## What is asked
Transcribe every entry below word for word, but skip the pictures.

Rows from a figure dataset
.....
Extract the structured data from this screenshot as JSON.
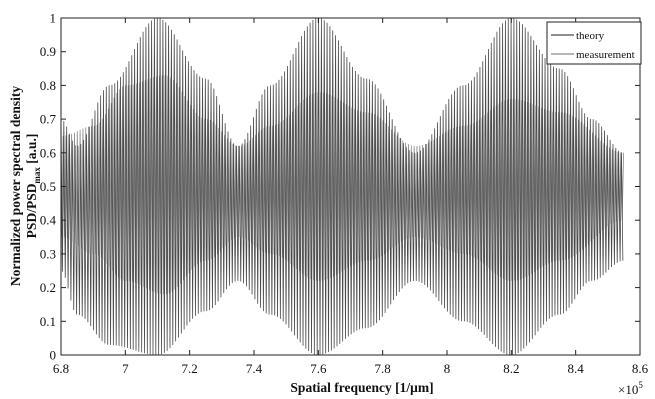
{
  "chart_data": {
    "type": "line",
    "xlabel": "Spatial frequency [1/μm]",
    "ylabel_line1": "Normalized power spectral density",
    "ylabel_line2_main": "PSD/PSD",
    "ylabel_line2_sub": "max",
    "ylabel_line2_unit": " [a.u.]",
    "x_multiplier": {
      "base": "×10",
      "exponent": "5"
    },
    "xlim": [
      680000,
      860000
    ],
    "ylim": [
      0,
      1
    ],
    "x_ticks": [
      680000,
      700000,
      720000,
      740000,
      760000,
      780000,
      800000,
      820000,
      840000,
      860000
    ],
    "x_tick_labels": [
      "6.8",
      "7",
      "7.2",
      "7.4",
      "7.6",
      "7.8",
      "8",
      "8.2",
      "8.4",
      "8.6"
    ],
    "y_ticks": [
      0,
      0.1,
      0.2,
      0.3,
      0.4,
      0.5,
      0.6,
      0.7,
      0.8,
      0.9,
      1
    ],
    "y_tick_labels": [
      "0",
      "0.1",
      "0.2",
      "0.3",
      "0.4",
      "0.5",
      "0.6",
      "0.7",
      "0.8",
      "0.9",
      "1"
    ],
    "x_range_data": [
      680000,
      855000
    ],
    "legend_position": "top-right",
    "grid": false,
    "series": [
      {
        "name": "theory",
        "color": "#4a4a4a",
        "description": "rapid oscillation about 0.5 with envelope",
        "envelope_x": [
          680000,
          685000,
          695000,
          710000,
          725000,
          735000,
          745000,
          760000,
          775000,
          790000,
          805000,
          820000,
          835000,
          845000,
          855000
        ],
        "envelope_top": [
          0.7,
          0.62,
          0.8,
          1.0,
          0.82,
          0.62,
          0.8,
          1.0,
          0.82,
          0.6,
          0.8,
          1.0,
          0.85,
          0.7,
          0.6
        ],
        "envelope_bottom": [
          0.25,
          0.12,
          0.03,
          0.0,
          0.13,
          0.22,
          0.12,
          0.0,
          0.08,
          0.22,
          0.1,
          0.0,
          0.12,
          0.22,
          0.28
        ],
        "peaks": [
          [
            680000,
            0.7
          ],
          [
            685000,
            0.62
          ],
          [
            695000,
            0.8
          ],
          [
            710000,
            1.0
          ],
          [
            725000,
            0.82
          ],
          [
            735000,
            0.62
          ],
          [
            745000,
            0.8
          ],
          [
            760000,
            1.0
          ],
          [
            775000,
            0.82
          ],
          [
            790000,
            0.6
          ],
          [
            805000,
            0.8
          ],
          [
            820000,
            1.0
          ],
          [
            835000,
            0.85
          ],
          [
            845000,
            0.7
          ],
          [
            855000,
            0.6
          ]
        ]
      },
      {
        "name": "measurement",
        "color": "#8a8a8a",
        "description": "rapid oscillation about 0.5 with smaller envelope",
        "envelope_x": [
          680000,
          690000,
          700000,
          712000,
          725000,
          735000,
          745000,
          760000,
          775000,
          790000,
          805000,
          820000,
          835000,
          855000
        ],
        "envelope_top": [
          0.65,
          0.68,
          0.8,
          0.83,
          0.7,
          0.62,
          0.68,
          0.78,
          0.72,
          0.62,
          0.68,
          0.76,
          0.72,
          0.6
        ],
        "envelope_bottom": [
          0.35,
          0.3,
          0.22,
          0.18,
          0.28,
          0.35,
          0.3,
          0.22,
          0.28,
          0.35,
          0.3,
          0.22,
          0.28,
          0.4
        ]
      }
    ]
  }
}
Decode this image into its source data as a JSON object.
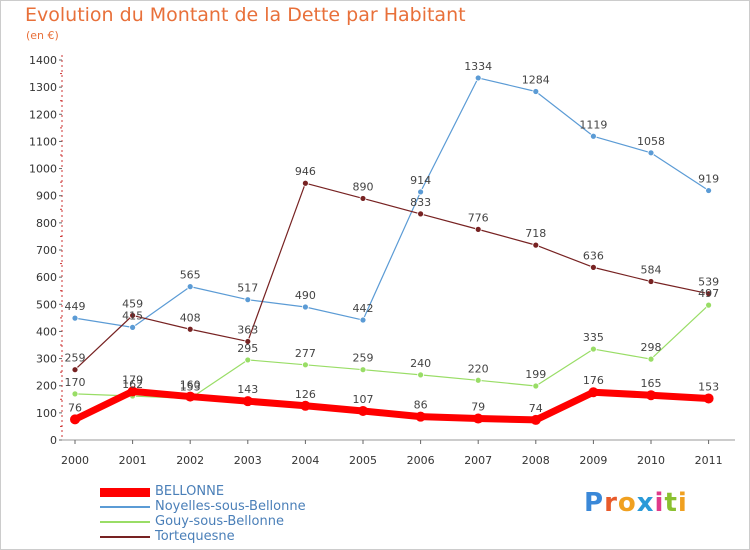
{
  "title": "Evolution du Montant de la Dette par Habitant",
  "subtitle": "(en €)",
  "logo_text": "Proxiti",
  "colors": {
    "bellonne": "#ff0000",
    "noyelles": "#5b9bd5",
    "gouy": "#99dd66",
    "tortequesne": "#772222"
  },
  "chart_data": {
    "type": "line",
    "x": [
      "2000",
      "2001",
      "2002",
      "2003",
      "2004",
      "2005",
      "2006",
      "2007",
      "2008",
      "2009",
      "2010",
      "2011"
    ],
    "ylim": [
      0,
      1400
    ],
    "yticks": [
      0,
      100,
      200,
      300,
      400,
      500,
      600,
      700,
      800,
      900,
      1000,
      1100,
      1200,
      1300,
      1400
    ],
    "grid": false,
    "legend": "bottom-left",
    "series": [
      {
        "name": "BELLONNE",
        "key": "bellonne",
        "values": [
          76,
          179,
          160,
          143,
          126,
          107,
          86,
          79,
          74,
          176,
          165,
          153
        ]
      },
      {
        "name": "Noyelles-sous-Bellonne",
        "key": "noyelles",
        "values": [
          449,
          415,
          565,
          517,
          490,
          442,
          914,
          1334,
          1284,
          1119,
          1058,
          919
        ]
      },
      {
        "name": "Gouy-sous-Bellonne",
        "key": "gouy",
        "values": [
          170,
          162,
          153,
          295,
          277,
          259,
          240,
          220,
          199,
          335,
          298,
          497
        ]
      },
      {
        "name": "Tortequesne",
        "key": "tortequesne",
        "values": [
          259,
          459,
          408,
          363,
          946,
          890,
          833,
          776,
          718,
          636,
          584,
          539
        ]
      }
    ]
  }
}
.....
## Task result
Extract the structured data from this screenshot as JSON.
{
  "chart_data": {
    "type": "line",
    "xlabel": "Spatial frequency [1/μm]",
    "ylabel_line1": "Normalized power spectral density",
    "ylabel_line2_main": "PSD/PSD",
    "ylabel_line2_sub": "max",
    "ylabel_line2_unit": " [a.u.]",
    "x_multiplier": {
      "base": "×10",
      "exponent": "5"
    },
    "xlim": [
      680000,
      860000
    ],
    "ylim": [
      0,
      1
    ],
    "x_ticks": [
      680000,
      700000,
      720000,
      740000,
      760000,
      780000,
      800000,
      820000,
      840000,
      860000
    ],
    "x_tick_labels": [
      "6.8",
      "7",
      "7.2",
      "7.4",
      "7.6",
      "7.8",
      "8",
      "8.2",
      "8.4",
      "8.6"
    ],
    "y_ticks": [
      0,
      0.1,
      0.2,
      0.3,
      0.4,
      0.5,
      0.6,
      0.7,
      0.8,
      0.9,
      1
    ],
    "y_tick_labels": [
      "0",
      "0.1",
      "0.2",
      "0.3",
      "0.4",
      "0.5",
      "0.6",
      "0.7",
      "0.8",
      "0.9",
      "1"
    ],
    "x_range_data": [
      680000,
      855000
    ],
    "legend_position": "top-right",
    "grid": false,
    "series": [
      {
        "name": "theory",
        "color": "#4a4a4a",
        "description": "rapid oscillation about 0.5 with envelope",
        "envelope_x": [
          680000,
          685000,
          695000,
          710000,
          725000,
          735000,
          745000,
          760000,
          775000,
          790000,
          805000,
          820000,
          835000,
          845000,
          855000
        ],
        "envelope_top": [
          0.7,
          0.62,
          0.8,
          1.0,
          0.82,
          0.62,
          0.8,
          1.0,
          0.82,
          0.6,
          0.8,
          1.0,
          0.85,
          0.7,
          0.6
        ],
        "envelope_bottom": [
          0.25,
          0.12,
          0.03,
          0.0,
          0.13,
          0.22,
          0.12,
          0.0,
          0.08,
          0.22,
          0.1,
          0.0,
          0.12,
          0.22,
          0.28
        ],
        "peaks": [
          [
            680000,
            0.7
          ],
          [
            685000,
            0.62
          ],
          [
            695000,
            0.8
          ],
          [
            710000,
            1.0
          ],
          [
            725000,
            0.82
          ],
          [
            735000,
            0.62
          ],
          [
            745000,
            0.8
          ],
          [
            760000,
            1.0
          ],
          [
            775000,
            0.82
          ],
          [
            790000,
            0.6
          ],
          [
            805000,
            0.8
          ],
          [
            820000,
            1.0
          ],
          [
            835000,
            0.85
          ],
          [
            845000,
            0.7
          ],
          [
            855000,
            0.6
          ]
        ]
      },
      {
        "name": "measurement",
        "color": "#8a8a8a",
        "description": "rapid oscillation about 0.5 with smaller envelope",
        "envelope_x": [
          680000,
          690000,
          700000,
          712000,
          725000,
          735000,
          745000,
          760000,
          775000,
          790000,
          805000,
          820000,
          835000,
          855000
        ],
        "envelope_top": [
          0.65,
          0.68,
          0.8,
          0.83,
          0.7,
          0.62,
          0.68,
          0.78,
          0.72,
          0.62,
          0.68,
          0.76,
          0.72,
          0.6
        ],
        "envelope_bottom": [
          0.35,
          0.3,
          0.22,
          0.18,
          0.28,
          0.35,
          0.3,
          0.22,
          0.28,
          0.35,
          0.3,
          0.22,
          0.28,
          0.4
        ]
      }
    ]
  }
}
Decode this image into its source data as a JSON object.
{
  "title": "Evolution du Montant de la Dette par Habitant",
  "subtitle": "(en €)",
  "logo_text": "Proxiti",
  "colors": {
    "bellonne": "#ff0000",
    "noyelles": "#5b9bd5",
    "gouy": "#99dd66",
    "tortequesne": "#772222"
  },
  "chart_data": {
    "type": "line",
    "x": [
      "2000",
      "2001",
      "2002",
      "2003",
      "2004",
      "2005",
      "2006",
      "2007",
      "2008",
      "2009",
      "2010",
      "2011"
    ],
    "ylim": [
      0,
      1400
    ],
    "yticks": [
      0,
      100,
      200,
      300,
      400,
      500,
      600,
      700,
      800,
      900,
      1000,
      1100,
      1200,
      1300,
      1400
    ],
    "grid": false,
    "legend": "bottom-left",
    "series": [
      {
        "name": "BELLONNE",
        "key": "bellonne",
        "values": [
          76,
          179,
          160,
          143,
          126,
          107,
          86,
          79,
          74,
          176,
          165,
          153
        ]
      },
      {
        "name": "Noyelles-sous-Bellonne",
        "key": "noyelles",
        "values": [
          449,
          415,
          565,
          517,
          490,
          442,
          914,
          1334,
          1284,
          1119,
          1058,
          919
        ]
      },
      {
        "name": "Gouy-sous-Bellonne",
        "key": "gouy",
        "values": [
          170,
          162,
          153,
          295,
          277,
          259,
          240,
          220,
          199,
          335,
          298,
          497
        ]
      },
      {
        "name": "Tortequesne",
        "key": "tortequesne",
        "values": [
          259,
          459,
          408,
          363,
          946,
          890,
          833,
          776,
          718,
          636,
          584,
          539
        ]
      }
    ]
  }
}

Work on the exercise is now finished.